━━ Extracted information ━━

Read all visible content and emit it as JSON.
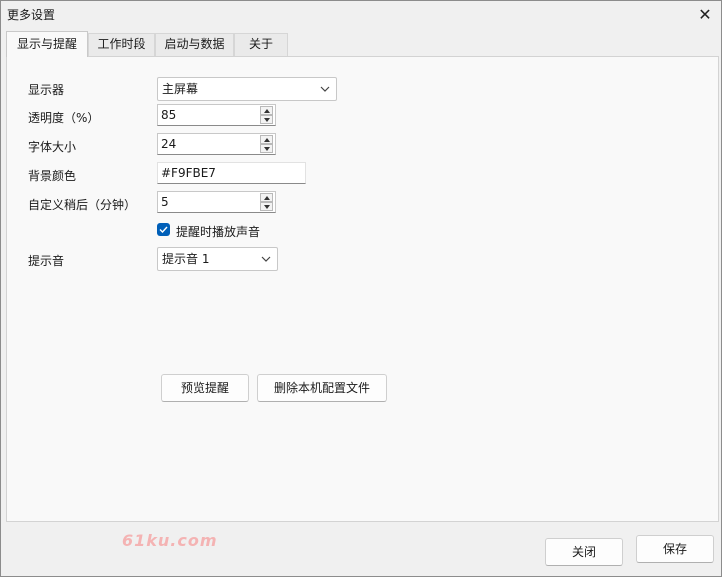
{
  "window": {
    "title": "更多设置",
    "close_glyph": "✕"
  },
  "tabs": [
    {
      "label": "显示与提醒",
      "active": true
    },
    {
      "label": "工作时段",
      "active": false
    },
    {
      "label": "启动与数据",
      "active": false
    },
    {
      "label": "关于",
      "active": false
    }
  ],
  "form": {
    "display_label": "显示器",
    "display_value": "主屏幕",
    "opacity_label": "透明度（%）",
    "opacity_value": "85",
    "font_size_label": "字体大小",
    "font_size_value": "24",
    "bg_color_label": "背景颜色",
    "bg_color_value": "#F9FBE7",
    "snooze_label": "自定义稍后（分钟）",
    "snooze_value": "5",
    "play_sound_label": "提醒时播放声音",
    "play_sound_checked": true,
    "sound_label": "提示音",
    "sound_value": "提示音 1"
  },
  "actions": {
    "preview_label": "预览提醒",
    "delete_config_label": "删除本机配置文件"
  },
  "footer": {
    "close_label": "关闭",
    "save_label": "保存"
  },
  "watermark": "61ku.com",
  "colors": {
    "accent": "#005fb8",
    "window_bg": "#f0f0f0",
    "panel_bg": "#f9f9f9",
    "watermark": "#f4b3b3"
  },
  "icons": {
    "dropdown": "chevron-down-icon",
    "spin_up": "triangle-up-icon",
    "spin_down": "triangle-down-icon",
    "check": "checkmark-icon",
    "close": "close-icon"
  }
}
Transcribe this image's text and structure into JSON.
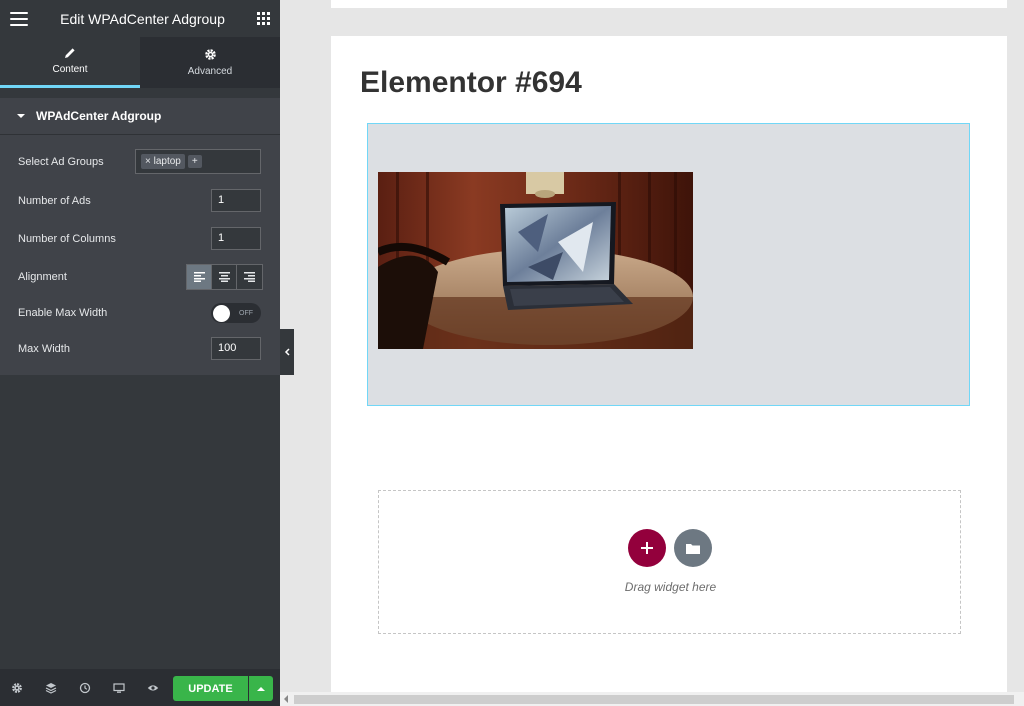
{
  "header": {
    "title": "Edit WPAdCenter Adgroup"
  },
  "tabs": [
    {
      "label": "Content",
      "icon": "pencil-icon"
    },
    {
      "label": "Advanced",
      "icon": "gear-icon"
    }
  ],
  "section": {
    "title": "WPAdCenter Adgroup",
    "controls": {
      "ad_groups": {
        "label": "Select Ad Groups",
        "tags": [
          "laptop"
        ],
        "add": "+"
      },
      "num_ads": {
        "label": "Number of Ads",
        "value": "1"
      },
      "num_columns": {
        "label": "Number of Columns",
        "value": "1"
      },
      "alignment": {
        "label": "Alignment",
        "selected": "left"
      },
      "enable_max_width": {
        "label": "Enable Max Width",
        "state": "OFF"
      },
      "max_width": {
        "label": "Max Width",
        "value": "100"
      }
    }
  },
  "footer": {
    "update_label": "UPDATE"
  },
  "preview": {
    "page_title": "Elementor #694",
    "drag_text": "Drag widget here"
  },
  "colors": {
    "accent": "#71d7f7",
    "update": "#39b54a",
    "add_button": "#93003c"
  }
}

━━━

### Task to complete
Reproduce each entry precisely, dropping only the pictures.

### Written answer
Read all visible content and emit it as JSON.
{
  "window": {
    "title": "更多设置",
    "close_glyph": "✕"
  },
  "tabs": [
    {
      "label": "显示与提醒",
      "active": true
    },
    {
      "label": "工作时段",
      "active": false
    },
    {
      "label": "启动与数据",
      "active": false
    },
    {
      "label": "关于",
      "active": false
    }
  ],
  "form": {
    "display_label": "显示器",
    "display_value": "主屏幕",
    "opacity_label": "透明度（%）",
    "opacity_value": "85",
    "font_size_label": "字体大小",
    "font_size_value": "24",
    "bg_color_label": "背景颜色",
    "bg_color_value": "#F9FBE7",
    "snooze_label": "自定义稍后（分钟）",
    "snooze_value": "5",
    "play_sound_label": "提醒时播放声音",
    "play_sound_checked": true,
    "sound_label": "提示音",
    "sound_value": "提示音 1"
  },
  "actions": {
    "preview_label": "预览提醒",
    "delete_config_label": "删除本机配置文件"
  },
  "footer": {
    "close_label": "关闭",
    "save_label": "保存"
  },
  "watermark": "61ku.com",
  "colors": {
    "accent": "#005fb8",
    "window_bg": "#f0f0f0",
    "panel_bg": "#f9f9f9",
    "watermark": "#f4b3b3"
  },
  "icons": {
    "dropdown": "chevron-down-icon",
    "spin_up": "triangle-up-icon",
    "spin_down": "triangle-down-icon",
    "check": "checkmark-icon",
    "close": "close-icon"
  }
}
Transcribe this image's text and structure into JSON.
{
  "header": {
    "title": "Edit WPAdCenter Adgroup"
  },
  "tabs": [
    {
      "label": "Content",
      "icon": "pencil-icon"
    },
    {
      "label": "Advanced",
      "icon": "gear-icon"
    }
  ],
  "section": {
    "title": "WPAdCenter Adgroup",
    "controls": {
      "ad_groups": {
        "label": "Select Ad Groups",
        "tags": [
          "laptop"
        ],
        "add": "+"
      },
      "num_ads": {
        "label": "Number of Ads",
        "value": "1"
      },
      "num_columns": {
        "label": "Number of Columns",
        "value": "1"
      },
      "alignment": {
        "label": "Alignment",
        "selected": "left"
      },
      "enable_max_width": {
        "label": "Enable Max Width",
        "state": "OFF"
      },
      "max_width": {
        "label": "Max Width",
        "value": "100"
      }
    }
  },
  "footer": {
    "update_label": "UPDATE"
  },
  "preview": {
    "page_title": "Elementor #694",
    "drag_text": "Drag widget here"
  },
  "colors": {
    "accent": "#71d7f7",
    "update": "#39b54a",
    "add_button": "#93003c"
  }
}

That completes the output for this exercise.